▶ [Requirements]: Copy out each line that mentions the word "Куйский".

======== Information provided ========

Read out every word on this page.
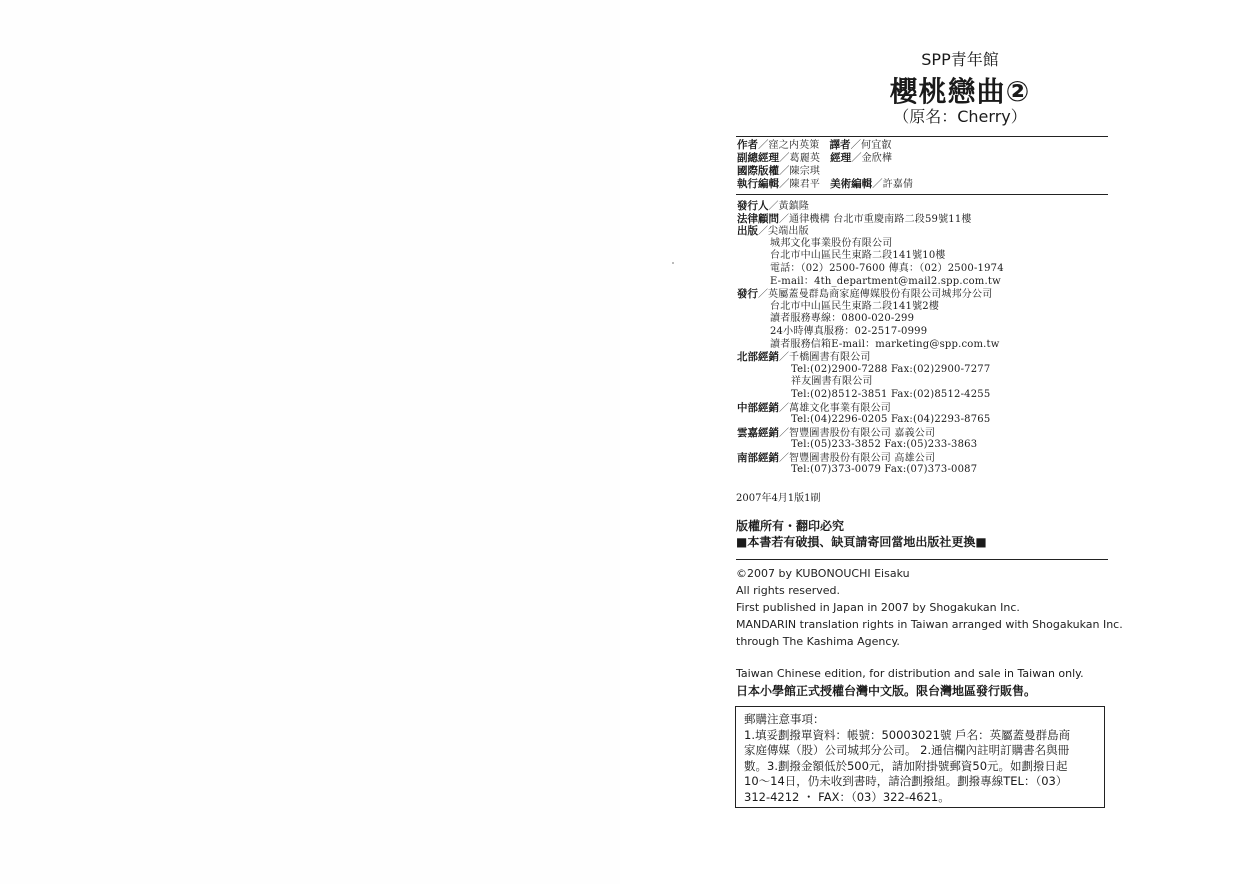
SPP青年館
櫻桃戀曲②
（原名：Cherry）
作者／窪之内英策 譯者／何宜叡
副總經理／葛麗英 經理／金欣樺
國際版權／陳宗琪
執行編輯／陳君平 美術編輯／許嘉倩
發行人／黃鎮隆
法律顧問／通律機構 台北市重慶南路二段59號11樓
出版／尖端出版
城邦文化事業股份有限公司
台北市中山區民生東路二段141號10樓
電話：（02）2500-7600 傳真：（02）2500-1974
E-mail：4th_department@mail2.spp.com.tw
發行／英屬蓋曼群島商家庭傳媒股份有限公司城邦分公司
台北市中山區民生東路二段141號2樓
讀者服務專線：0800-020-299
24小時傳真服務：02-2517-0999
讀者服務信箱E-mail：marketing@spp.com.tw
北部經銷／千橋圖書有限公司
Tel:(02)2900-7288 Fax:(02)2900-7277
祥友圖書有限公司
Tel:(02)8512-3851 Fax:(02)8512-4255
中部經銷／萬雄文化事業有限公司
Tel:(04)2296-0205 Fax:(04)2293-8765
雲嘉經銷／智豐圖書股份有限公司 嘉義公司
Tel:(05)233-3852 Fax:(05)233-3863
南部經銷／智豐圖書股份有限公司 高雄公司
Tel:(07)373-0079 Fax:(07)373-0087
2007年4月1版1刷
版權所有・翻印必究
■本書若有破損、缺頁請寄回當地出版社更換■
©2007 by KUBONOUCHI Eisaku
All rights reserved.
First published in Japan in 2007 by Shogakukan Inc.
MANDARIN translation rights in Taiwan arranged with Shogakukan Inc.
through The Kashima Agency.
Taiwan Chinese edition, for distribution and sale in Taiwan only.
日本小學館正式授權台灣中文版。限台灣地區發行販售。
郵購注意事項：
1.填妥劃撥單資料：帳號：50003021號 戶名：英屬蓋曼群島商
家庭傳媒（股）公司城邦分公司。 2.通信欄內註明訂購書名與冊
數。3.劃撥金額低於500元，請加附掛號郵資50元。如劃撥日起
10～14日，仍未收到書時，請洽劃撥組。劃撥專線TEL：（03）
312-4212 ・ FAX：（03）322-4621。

========
======== Information provided ========

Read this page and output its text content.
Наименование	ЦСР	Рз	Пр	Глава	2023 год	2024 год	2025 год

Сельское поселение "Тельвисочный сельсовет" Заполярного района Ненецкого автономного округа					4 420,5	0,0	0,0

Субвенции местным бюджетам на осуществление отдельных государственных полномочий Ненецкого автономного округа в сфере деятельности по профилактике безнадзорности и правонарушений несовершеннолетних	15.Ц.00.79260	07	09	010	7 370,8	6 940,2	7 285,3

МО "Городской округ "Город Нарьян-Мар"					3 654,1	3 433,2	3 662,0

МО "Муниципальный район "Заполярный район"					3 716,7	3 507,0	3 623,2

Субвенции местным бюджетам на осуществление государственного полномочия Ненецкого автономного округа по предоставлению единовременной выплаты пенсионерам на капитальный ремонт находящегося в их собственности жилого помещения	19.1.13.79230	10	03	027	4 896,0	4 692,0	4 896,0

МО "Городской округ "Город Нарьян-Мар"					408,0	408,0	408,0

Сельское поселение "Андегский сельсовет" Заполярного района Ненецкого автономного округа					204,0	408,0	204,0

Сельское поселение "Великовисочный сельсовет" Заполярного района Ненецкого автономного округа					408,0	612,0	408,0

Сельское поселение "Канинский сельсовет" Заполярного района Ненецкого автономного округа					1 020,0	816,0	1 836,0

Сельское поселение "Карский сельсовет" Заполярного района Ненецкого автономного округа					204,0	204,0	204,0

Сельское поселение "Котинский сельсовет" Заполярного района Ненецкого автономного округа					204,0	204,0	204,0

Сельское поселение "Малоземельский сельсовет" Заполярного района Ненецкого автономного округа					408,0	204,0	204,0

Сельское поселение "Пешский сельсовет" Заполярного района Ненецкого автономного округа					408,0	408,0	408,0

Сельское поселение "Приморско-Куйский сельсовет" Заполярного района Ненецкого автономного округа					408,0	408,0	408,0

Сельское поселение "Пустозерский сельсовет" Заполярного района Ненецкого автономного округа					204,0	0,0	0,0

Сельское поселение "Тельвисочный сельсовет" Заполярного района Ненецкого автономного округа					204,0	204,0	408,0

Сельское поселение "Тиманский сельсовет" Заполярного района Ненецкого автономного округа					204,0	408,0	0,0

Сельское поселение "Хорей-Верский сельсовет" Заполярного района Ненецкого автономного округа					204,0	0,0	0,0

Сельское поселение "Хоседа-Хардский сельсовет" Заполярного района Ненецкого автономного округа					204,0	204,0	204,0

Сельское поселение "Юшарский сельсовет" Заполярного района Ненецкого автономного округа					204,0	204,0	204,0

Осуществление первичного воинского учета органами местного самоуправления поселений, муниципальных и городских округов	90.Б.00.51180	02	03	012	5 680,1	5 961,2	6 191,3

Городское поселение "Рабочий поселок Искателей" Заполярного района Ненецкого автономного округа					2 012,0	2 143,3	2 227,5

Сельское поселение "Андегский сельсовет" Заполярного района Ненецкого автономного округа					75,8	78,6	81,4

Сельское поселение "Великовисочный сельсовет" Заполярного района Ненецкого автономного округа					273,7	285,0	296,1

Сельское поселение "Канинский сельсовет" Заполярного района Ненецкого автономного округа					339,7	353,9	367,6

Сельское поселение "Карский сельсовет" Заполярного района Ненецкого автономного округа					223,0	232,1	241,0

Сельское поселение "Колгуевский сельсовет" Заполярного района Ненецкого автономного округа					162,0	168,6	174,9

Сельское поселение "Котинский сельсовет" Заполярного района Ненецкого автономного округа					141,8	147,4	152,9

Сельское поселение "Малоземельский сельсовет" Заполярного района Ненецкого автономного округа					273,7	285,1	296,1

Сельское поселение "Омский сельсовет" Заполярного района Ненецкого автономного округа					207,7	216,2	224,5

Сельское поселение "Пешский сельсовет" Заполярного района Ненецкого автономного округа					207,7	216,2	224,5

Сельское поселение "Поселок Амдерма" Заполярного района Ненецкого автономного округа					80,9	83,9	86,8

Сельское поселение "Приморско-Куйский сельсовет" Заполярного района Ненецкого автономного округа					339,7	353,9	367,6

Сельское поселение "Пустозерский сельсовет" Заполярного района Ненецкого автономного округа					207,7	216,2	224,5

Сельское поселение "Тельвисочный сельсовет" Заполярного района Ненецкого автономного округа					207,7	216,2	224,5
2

========
======== Information provided ========

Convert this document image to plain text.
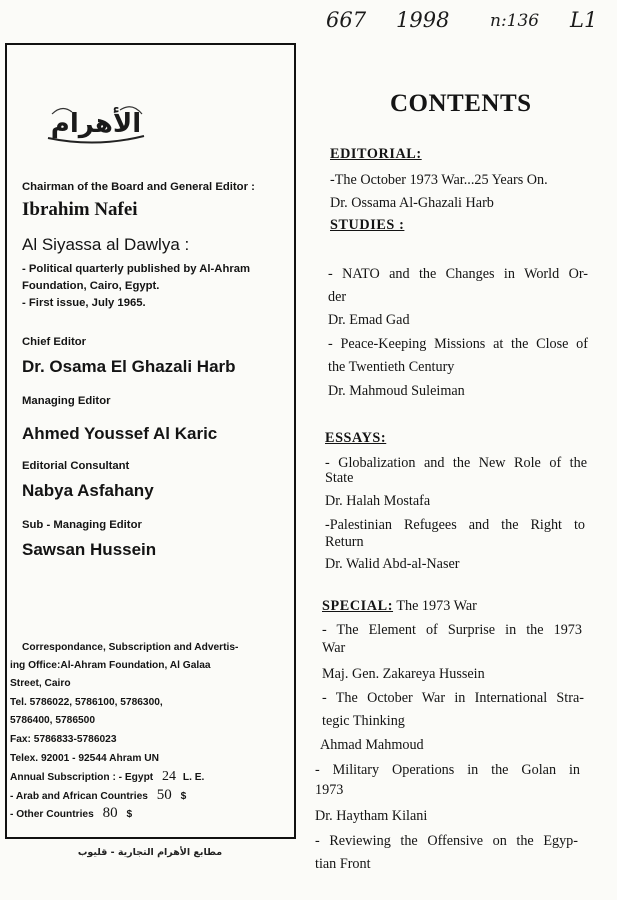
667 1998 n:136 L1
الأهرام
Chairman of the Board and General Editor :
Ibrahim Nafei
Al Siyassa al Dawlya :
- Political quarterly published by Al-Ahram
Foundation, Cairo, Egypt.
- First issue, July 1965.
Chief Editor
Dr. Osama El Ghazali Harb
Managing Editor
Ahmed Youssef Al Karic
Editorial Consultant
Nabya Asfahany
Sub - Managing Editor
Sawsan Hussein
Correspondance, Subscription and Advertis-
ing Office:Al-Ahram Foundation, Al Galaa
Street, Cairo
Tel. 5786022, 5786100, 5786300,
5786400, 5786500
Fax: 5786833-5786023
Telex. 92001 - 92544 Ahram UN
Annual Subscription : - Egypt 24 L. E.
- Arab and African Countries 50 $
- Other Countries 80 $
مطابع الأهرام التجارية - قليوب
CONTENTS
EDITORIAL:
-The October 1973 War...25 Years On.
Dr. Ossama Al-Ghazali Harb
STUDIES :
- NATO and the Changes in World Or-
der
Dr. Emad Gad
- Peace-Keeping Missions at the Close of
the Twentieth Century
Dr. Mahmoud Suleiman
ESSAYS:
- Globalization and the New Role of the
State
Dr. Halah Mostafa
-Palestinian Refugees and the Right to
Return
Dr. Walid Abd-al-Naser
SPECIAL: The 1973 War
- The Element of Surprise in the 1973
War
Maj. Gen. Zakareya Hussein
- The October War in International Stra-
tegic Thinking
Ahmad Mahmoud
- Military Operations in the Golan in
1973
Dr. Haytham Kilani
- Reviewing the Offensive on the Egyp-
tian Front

========

▶ [Response to this task]:
Сельское поселение "Приморско-Куйский сельсовет" Заполярного района Ненецкого автономного округа					408,0	408,0	408,0
Сельское поселение "Приморско-Куйский сельсовет" Заполярного района Ненецкого автономного округа					339,7	353,9	367,6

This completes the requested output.